(PROBLEM)
Compile every line that includes the word "screenshot".

** start ENTRIES **

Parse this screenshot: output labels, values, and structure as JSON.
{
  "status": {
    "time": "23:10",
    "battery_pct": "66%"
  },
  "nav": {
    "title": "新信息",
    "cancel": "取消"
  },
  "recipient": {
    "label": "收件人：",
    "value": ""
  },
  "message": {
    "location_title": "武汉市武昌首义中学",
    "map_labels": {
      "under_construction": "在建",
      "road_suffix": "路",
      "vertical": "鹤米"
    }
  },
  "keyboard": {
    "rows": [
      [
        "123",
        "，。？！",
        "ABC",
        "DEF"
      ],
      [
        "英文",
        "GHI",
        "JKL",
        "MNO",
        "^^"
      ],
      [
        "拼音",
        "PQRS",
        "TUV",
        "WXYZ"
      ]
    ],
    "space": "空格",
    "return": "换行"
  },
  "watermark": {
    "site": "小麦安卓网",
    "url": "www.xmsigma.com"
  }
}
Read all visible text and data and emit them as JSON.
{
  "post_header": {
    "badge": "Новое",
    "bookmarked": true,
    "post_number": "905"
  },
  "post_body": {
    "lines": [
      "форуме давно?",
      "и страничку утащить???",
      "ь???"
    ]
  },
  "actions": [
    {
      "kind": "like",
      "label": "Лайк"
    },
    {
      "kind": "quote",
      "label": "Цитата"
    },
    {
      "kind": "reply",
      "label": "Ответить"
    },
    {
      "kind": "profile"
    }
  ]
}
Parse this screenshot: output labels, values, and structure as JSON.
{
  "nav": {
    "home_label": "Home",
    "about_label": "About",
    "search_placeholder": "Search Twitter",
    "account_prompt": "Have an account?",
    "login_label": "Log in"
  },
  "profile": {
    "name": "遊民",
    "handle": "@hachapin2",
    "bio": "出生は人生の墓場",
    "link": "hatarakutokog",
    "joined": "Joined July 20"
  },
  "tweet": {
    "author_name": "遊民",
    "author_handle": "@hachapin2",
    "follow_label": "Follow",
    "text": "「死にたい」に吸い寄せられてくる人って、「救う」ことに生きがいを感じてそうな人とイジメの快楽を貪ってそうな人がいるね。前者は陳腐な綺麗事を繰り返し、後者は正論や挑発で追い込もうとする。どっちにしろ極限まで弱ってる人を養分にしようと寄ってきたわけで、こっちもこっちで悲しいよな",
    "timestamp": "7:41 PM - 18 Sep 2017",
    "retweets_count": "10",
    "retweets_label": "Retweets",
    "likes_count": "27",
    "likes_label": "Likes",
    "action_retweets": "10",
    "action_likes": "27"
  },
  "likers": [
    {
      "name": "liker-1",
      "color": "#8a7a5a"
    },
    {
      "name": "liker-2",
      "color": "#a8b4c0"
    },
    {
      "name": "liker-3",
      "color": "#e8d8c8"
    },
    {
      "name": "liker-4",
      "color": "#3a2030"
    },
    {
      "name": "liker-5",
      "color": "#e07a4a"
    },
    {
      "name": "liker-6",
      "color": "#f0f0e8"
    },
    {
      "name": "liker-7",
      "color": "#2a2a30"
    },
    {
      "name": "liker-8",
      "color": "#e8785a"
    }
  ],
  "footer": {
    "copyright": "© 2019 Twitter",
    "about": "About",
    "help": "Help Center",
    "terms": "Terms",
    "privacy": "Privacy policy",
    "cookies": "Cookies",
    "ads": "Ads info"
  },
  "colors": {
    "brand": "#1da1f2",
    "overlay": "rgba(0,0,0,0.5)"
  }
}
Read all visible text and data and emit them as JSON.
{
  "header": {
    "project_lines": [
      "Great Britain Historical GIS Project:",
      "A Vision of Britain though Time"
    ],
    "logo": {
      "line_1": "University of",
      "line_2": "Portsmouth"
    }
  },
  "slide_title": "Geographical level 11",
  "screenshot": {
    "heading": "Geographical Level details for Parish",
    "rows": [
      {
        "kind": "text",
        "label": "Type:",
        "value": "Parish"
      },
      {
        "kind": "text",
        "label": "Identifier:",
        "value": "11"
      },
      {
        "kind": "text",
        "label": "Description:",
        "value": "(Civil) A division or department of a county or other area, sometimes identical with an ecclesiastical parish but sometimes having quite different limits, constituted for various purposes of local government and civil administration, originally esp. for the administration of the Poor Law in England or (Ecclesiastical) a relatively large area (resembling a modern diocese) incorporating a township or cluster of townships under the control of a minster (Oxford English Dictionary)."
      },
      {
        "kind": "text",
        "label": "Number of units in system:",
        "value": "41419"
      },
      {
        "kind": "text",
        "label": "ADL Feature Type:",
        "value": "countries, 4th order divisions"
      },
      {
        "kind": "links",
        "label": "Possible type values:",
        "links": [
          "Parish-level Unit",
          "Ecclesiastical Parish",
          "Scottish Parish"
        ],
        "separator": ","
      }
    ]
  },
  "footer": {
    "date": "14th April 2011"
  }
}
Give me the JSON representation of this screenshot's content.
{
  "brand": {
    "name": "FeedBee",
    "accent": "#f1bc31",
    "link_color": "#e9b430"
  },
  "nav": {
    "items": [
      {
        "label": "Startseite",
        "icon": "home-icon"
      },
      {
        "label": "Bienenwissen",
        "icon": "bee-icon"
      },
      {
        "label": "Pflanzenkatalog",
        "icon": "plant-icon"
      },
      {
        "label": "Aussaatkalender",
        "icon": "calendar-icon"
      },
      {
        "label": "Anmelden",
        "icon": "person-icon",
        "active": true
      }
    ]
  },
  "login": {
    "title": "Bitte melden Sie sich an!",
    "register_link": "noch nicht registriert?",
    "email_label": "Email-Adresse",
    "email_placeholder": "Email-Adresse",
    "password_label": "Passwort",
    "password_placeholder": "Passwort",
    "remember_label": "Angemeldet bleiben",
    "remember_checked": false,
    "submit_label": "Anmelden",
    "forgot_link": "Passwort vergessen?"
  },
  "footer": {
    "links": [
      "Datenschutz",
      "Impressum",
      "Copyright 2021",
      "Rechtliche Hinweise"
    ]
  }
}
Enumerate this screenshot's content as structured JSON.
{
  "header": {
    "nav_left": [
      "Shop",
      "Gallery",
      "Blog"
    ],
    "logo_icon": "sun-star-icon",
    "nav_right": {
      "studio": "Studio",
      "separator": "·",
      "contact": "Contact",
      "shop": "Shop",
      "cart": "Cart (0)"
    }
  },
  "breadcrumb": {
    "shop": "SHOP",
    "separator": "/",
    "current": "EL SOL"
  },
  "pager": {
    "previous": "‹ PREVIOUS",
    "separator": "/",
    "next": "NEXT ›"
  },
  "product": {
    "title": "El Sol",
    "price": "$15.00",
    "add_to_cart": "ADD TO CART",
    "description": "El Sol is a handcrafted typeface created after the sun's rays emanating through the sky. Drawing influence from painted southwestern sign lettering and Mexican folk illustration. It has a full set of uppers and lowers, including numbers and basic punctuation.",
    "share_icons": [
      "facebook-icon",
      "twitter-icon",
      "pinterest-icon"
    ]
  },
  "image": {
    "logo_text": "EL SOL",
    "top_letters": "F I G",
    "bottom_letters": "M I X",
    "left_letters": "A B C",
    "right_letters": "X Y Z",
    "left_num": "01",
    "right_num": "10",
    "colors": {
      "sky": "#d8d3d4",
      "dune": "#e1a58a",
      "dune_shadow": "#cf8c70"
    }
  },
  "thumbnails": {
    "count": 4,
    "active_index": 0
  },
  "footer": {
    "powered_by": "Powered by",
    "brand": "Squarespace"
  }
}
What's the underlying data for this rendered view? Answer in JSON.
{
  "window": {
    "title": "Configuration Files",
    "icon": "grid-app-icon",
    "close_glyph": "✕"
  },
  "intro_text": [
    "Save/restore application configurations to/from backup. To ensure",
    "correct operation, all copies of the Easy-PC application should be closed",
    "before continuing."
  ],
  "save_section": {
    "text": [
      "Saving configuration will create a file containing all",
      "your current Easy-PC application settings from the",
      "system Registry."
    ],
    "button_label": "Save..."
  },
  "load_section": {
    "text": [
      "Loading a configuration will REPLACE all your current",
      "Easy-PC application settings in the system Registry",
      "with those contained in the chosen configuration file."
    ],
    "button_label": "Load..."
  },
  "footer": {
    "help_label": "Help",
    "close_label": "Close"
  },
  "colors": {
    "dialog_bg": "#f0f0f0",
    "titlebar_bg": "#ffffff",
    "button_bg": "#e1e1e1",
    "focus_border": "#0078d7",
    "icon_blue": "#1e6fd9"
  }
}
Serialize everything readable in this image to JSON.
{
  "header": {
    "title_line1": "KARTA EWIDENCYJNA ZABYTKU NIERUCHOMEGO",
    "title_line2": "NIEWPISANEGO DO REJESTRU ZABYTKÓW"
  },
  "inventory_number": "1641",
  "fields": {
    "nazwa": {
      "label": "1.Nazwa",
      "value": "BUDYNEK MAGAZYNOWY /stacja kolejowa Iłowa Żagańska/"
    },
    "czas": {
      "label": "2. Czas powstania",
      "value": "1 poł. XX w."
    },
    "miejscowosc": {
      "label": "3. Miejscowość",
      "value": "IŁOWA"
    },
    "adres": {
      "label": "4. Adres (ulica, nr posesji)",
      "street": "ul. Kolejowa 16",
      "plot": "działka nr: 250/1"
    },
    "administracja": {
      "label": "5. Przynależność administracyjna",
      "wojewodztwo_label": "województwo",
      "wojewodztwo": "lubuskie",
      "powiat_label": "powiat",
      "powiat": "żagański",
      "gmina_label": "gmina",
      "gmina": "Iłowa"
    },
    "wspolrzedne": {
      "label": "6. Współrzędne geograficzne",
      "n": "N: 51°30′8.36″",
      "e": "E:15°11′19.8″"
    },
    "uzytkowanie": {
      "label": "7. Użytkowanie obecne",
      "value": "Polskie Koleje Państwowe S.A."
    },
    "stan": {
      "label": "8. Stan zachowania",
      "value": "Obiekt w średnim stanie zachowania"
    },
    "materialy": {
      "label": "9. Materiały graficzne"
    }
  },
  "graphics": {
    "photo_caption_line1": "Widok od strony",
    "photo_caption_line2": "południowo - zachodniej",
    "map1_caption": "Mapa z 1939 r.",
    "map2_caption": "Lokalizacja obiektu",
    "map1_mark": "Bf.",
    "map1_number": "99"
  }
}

** end ENTRIES **

(EXERCISE ANSWER)
Parse this screenshot: output labels, values, and structure as JSON.
Parse this screenshot: output labels, values, and structure as JSON.
  "screenshot": {
Give me the JSON representation of this screenshot's content.
Enumerate this screenshot's content as structured JSON.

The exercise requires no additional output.